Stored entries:
•••••
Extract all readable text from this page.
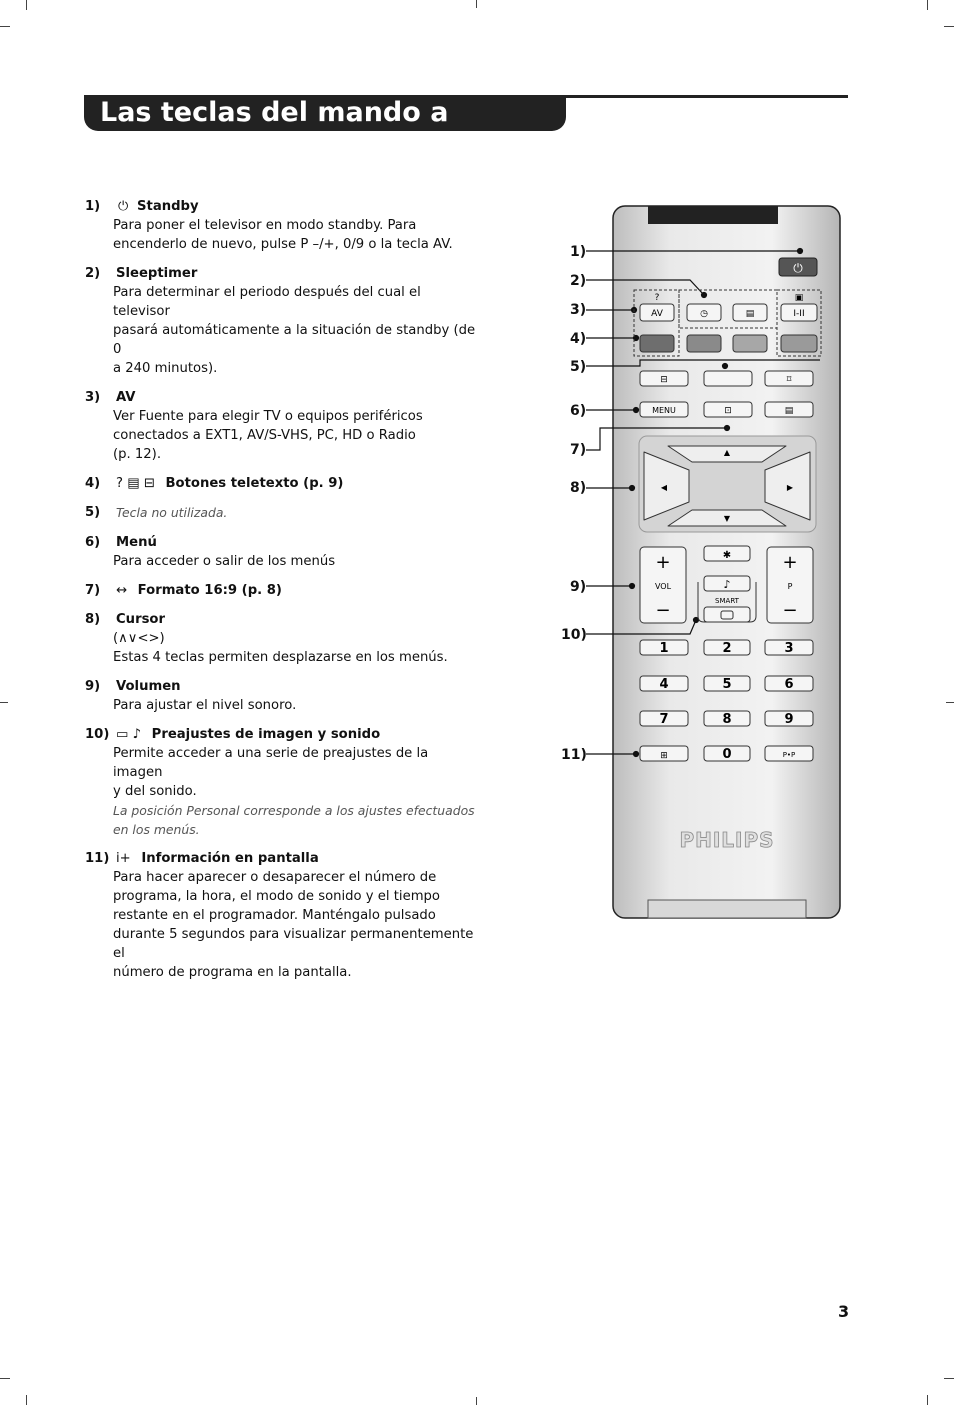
Las teclas del mando a distancia
1) ⏻ Standby
Para poner el televisor en modo standby. Para
encenderlo de nuevo, pulse P –/+, 0/9 o la tecla AV.
2) Sleeptimer
Para determinar el periodo después del cual el televisor
pasará automáticamente a la situación de standby (de 0
a 240 minutos).
3) AV
Ver Fuente para elegir TV o equipos periféricos
conectados a EXT1, AV/S-VHS, PC, HD o Radio
(p. 12).
4) ? ▤ ⊟ Botones teletexto (p. 9)
5) Tecla no utilizada.
6) Menú
Para acceder o salir de los menús
7) ↔ Formato 16:9 (p. 8)
8) Cursor
(∧∨<>)
Estas 4 teclas permiten desplazarse en los menús.
9) Volumen
Para ajustar el nivel sonoro.
10) ▭ ♪ Preajustes de imagen y sonido
Permite acceder a una serie de preajustes de la imagen
y del sonido.
La posición Personal corresponde a los ajustes efectuados en los menús.
11) i+ Información en pantalla
Para hacer aparecer o desaparecer el número de
programa, la hora, el modo de sonido y el tiempo
restante en el programador. Manténgalo pulsado
durante 5 segundos para visualizar permanentemente el
número de programa en la pantalla.
1)
2)
3)
4)
5)
6)
7)
8)
9)
10)
11)
⏻
?
AV	◷	▤
▣
I-II
⊟	⌑
MENU	⊡	▤
▲
▼
◀	▶
+
VOL
−
+
P
−
✱
♪
SMART
1	2	3
4	5	6
7	8	9
⊞	0	P•P
PHILIPS
3
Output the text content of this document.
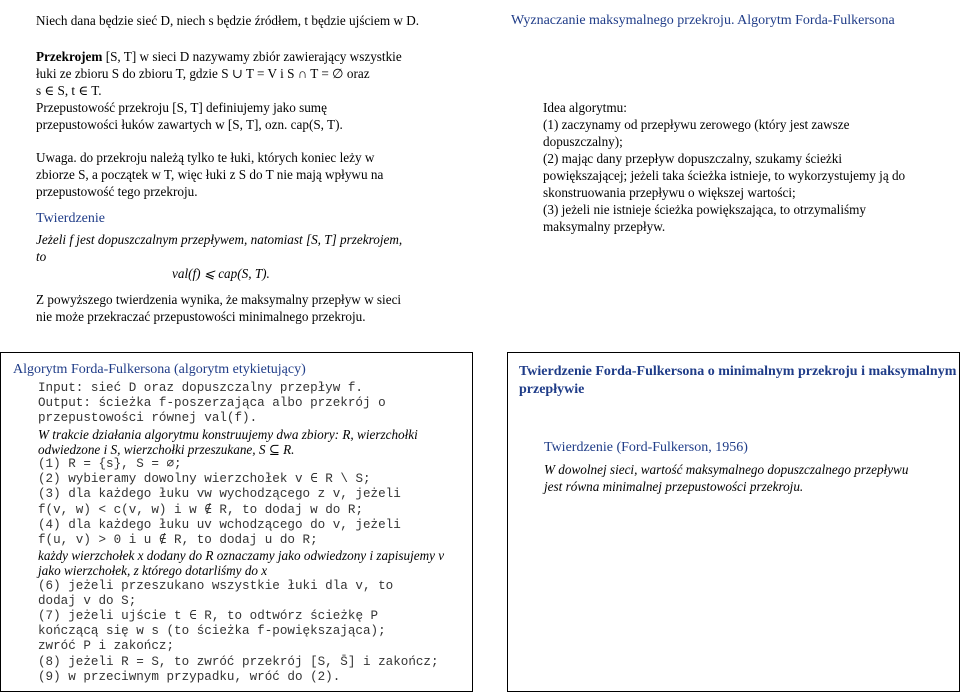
Niech dana będzie sieć D, niech s będzie źródłem, t będzie ujściem w D.

Przekrojem [S, T] w sieci D nazywamy zbiór zawierający wszystkie

łuki ze zbioru S do zbioru T, gdzie S ∪ T = V i S ∩ T = ∅ oraz

s ∈ S, t ∈ T.

Przepustowość przekroju [S, T] definiujemy jako sumę

przepustowości łuków zawartych w [S, T], ozn. cap(S, T).

Uwaga. do przekroju należą tylko te łuki, których koniec leży w

zbiorze S, a początek w T, więc łuki z S do T nie mają wpływu na

przepustowość tego przekroju.

Twierdzenie

Jeżeli f jest dopuszczalnym przepływem, natomiast [S, T] przekrojem,

to

val(f) ⩽ cap(S, T).

Z powyższego twierdzenia wynika, że maksymalny przepływ w sieci

nie może przekraczać przepustowości minimalnego przekroju.

Wyznaczanie maksymalnego przekroju. Algorytm Forda-Fulkersona

Idea algorytmu:

(1) zaczynamy od przepływu zerowego (który jest zawsze

dopuszczalny);

(2) mając dany przepływ dopuszczalny, szukamy ścieżki

powiększającej; jeżeli taka ścieżka istnieje, to wykorzystujemy ją do

skonstruowania przepływu o większej wartości;

(3) jeżeli nie istnieje ścieżka powiększająca, to otrzymaliśmy

maksymalny przepływ.

Algorytm Forda-Fulkersona (algorytm etykietujący)

Input: sieć D oraz dopuszczalny przepływ f.

Output: ścieżka f-poszerzająca albo przekrój o

przepustowości równej val(f).

W trakcie działania algorytmu konstruujemy dwa zbiory: R, wierzchołki

odwiedzone i S, wierzchołki przeszukane, S ⊆ R.

(1) R = {s}, S = ∅;

(2) wybieramy dowolny wierzchołek v ∈ R \ S;

(3) dla każdego łuku vw wychodzącego z v, jeżeli

f(v, w) < c(v, w) i w ∉ R, to dodaj w do R;

(4) dla każdego łuku uv wchodzącego do v, jeżeli

f(u, v) > 0 i u ∉ R, to dodaj u do R;

każdy wierzchołek x dodany do R oznaczamy jako odwiedzony i zapisujemy v

jako wierzchołek, z którego dotarliśmy do x

(6) jeżeli przeszukano wszystkie łuki dla v, to

dodaj v do S;

(7) jeżeli ujście t ∈ R, to odtwórz ścieżkę P

kończącą się w s (to ścieżka f-powiększająca);

zwróć P i zakończ;

(8) jeżeli R = S, to zwróć przekrój [S, S̄] i zakończ;

(9) w przeciwnym przypadku, wróć do (2).

Twierdzenie Forda-Fulkersona o minimalnym przekroju i maksymalnym

przepływie

Twierdzenie (Ford-Fulkerson, 1956)

W dowolnej sieci, wartość maksymalnego dopuszczalnego przepływu

jest równa minimalnej przepustowości przekroju.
•••••
_TASK TO COMPLETE_: Transcribe the records word for word and include no pictures.

_FULL SOLUTION_:
Extract all readable text from this page.
Las teclas del mando a distancia
1) ⏻ Standby
Para poner el televisor en modo standby. Para
encenderlo de nuevo, pulse P –/+, 0/9 o la tecla AV.
2) Sleeptimer
Para determinar el periodo después del cual el televisor
pasará automáticamente a la situación de standby (de 0
a 240 minutos).
3) AV
Ver Fuente para elegir TV o equipos periféricos
conectados a EXT1, AV/S-VHS, PC, HD o Radio
(p. 12).
4) ? ▤ ⊟ Botones teletexto (p. 9)
5) Tecla no utilizada.
6) Menú
Para acceder o salir de los menús
7) ↔ Formato 16:9 (p. 8)
8) Cursor
(∧∨<>)
Estas 4 teclas permiten desplazarse en los menús.
9) Volumen
Para ajustar el nivel sonoro.
10) ▭ ♪ Preajustes de imagen y sonido
Permite acceder a una serie de preajustes de la imagen
y del sonido.
La posición Personal corresponde a los ajustes efectuados en los menús.
11) i+ Información en pantalla
Para hacer aparecer o desaparecer el número de
programa, la hora, el modo de sonido y el tiempo
restante en el programador. Manténgalo pulsado
durante 5 segundos para visualizar permanentemente el
número de programa en la pantalla.
1)
2)
3)
4)
5)
6)
7)
8)
9)
10)
11)
⏻
?
AV	◷	▤
▣
I-II
⊟	⌑
MENU	⊡	▤
▲
▼
◀	▶
+
VOL
−
+
P
−
✱
♪
SMART
1	2	3
4	5	6
7	8	9
⊞	0	P•P
PHILIPS
3
Output the text content of this document.
Niech dana będzie sieć D, niech s będzie źródłem, t będzie ujściem w D.

Przekrojem [S, T] w sieci D nazywamy zbiór zawierający wszystkie

łuki ze zbioru S do zbioru T, gdzie S ∪ T = V i S ∩ T = ∅ oraz

s ∈ S, t ∈ T.

Przepustowość przekroju [S, T] definiujemy jako sumę

przepustowości łuków zawartych w [S, T], ozn. cap(S, T).

Uwaga. do przekroju należą tylko te łuki, których koniec leży w

zbiorze S, a początek w T, więc łuki z S do T nie mają wpływu na

przepustowość tego przekroju.

Twierdzenie

Jeżeli f jest dopuszczalnym przepływem, natomiast [S, T] przekrojem,

to

val(f) ⩽ cap(S, T).

Z powyższego twierdzenia wynika, że maksymalny przepływ w sieci

nie może przekraczać przepustowości minimalnego przekroju.

Wyznaczanie maksymalnego przekroju. Algorytm Forda-Fulkersona

Idea algorytmu:

(1) zaczynamy od przepływu zerowego (który jest zawsze

dopuszczalny);

(2) mając dany przepływ dopuszczalny, szukamy ścieżki

powiększającej; jeżeli taka ścieżka istnieje, to wykorzystujemy ją do

skonstruowania przepływu o większej wartości;

(3) jeżeli nie istnieje ścieżka powiększająca, to otrzymaliśmy

maksymalny przepływ.

Algorytm Forda-Fulkersona (algorytm etykietujący)

Input: sieć D oraz dopuszczalny przepływ f.

Output: ścieżka f-poszerzająca albo przekrój o

przepustowości równej val(f).

W trakcie działania algorytmu konstruujemy dwa zbiory: R, wierzchołki

odwiedzone i S, wierzchołki przeszukane, S ⊆ R.

(1) R = {s}, S = ∅;

(2) wybieramy dowolny wierzchołek v ∈ R \ S;

(3) dla każdego łuku vw wychodzącego z v, jeżeli

f(v, w) < c(v, w) i w ∉ R, to dodaj w do R;

(4) dla każdego łuku uv wchodzącego do v, jeżeli

f(u, v) > 0 i u ∉ R, to dodaj u do R;

każdy wierzchołek x dodany do R oznaczamy jako odwiedzony i zapisujemy v

jako wierzchołek, z którego dotarliśmy do x

(6) jeżeli przeszukano wszystkie łuki dla v, to

dodaj v do S;

(7) jeżeli ujście t ∈ R, to odtwórz ścieżkę P

kończącą się w s (to ścieżka f-powiększająca);

zwróć P i zakończ;

(8) jeżeli R = S, to zwróć przekrój [S, S̄] i zakończ;

(9) w przeciwnym przypadku, wróć do (2).

Twierdzenie Forda-Fulkersona o minimalnym przekroju i maksymalnym

przepływie

Twierdzenie (Ford-Fulkerson, 1956)

W dowolnej sieci, wartość maksymalnego dopuszczalnego przepływu

jest równa minimalnej przepustowości przekroju.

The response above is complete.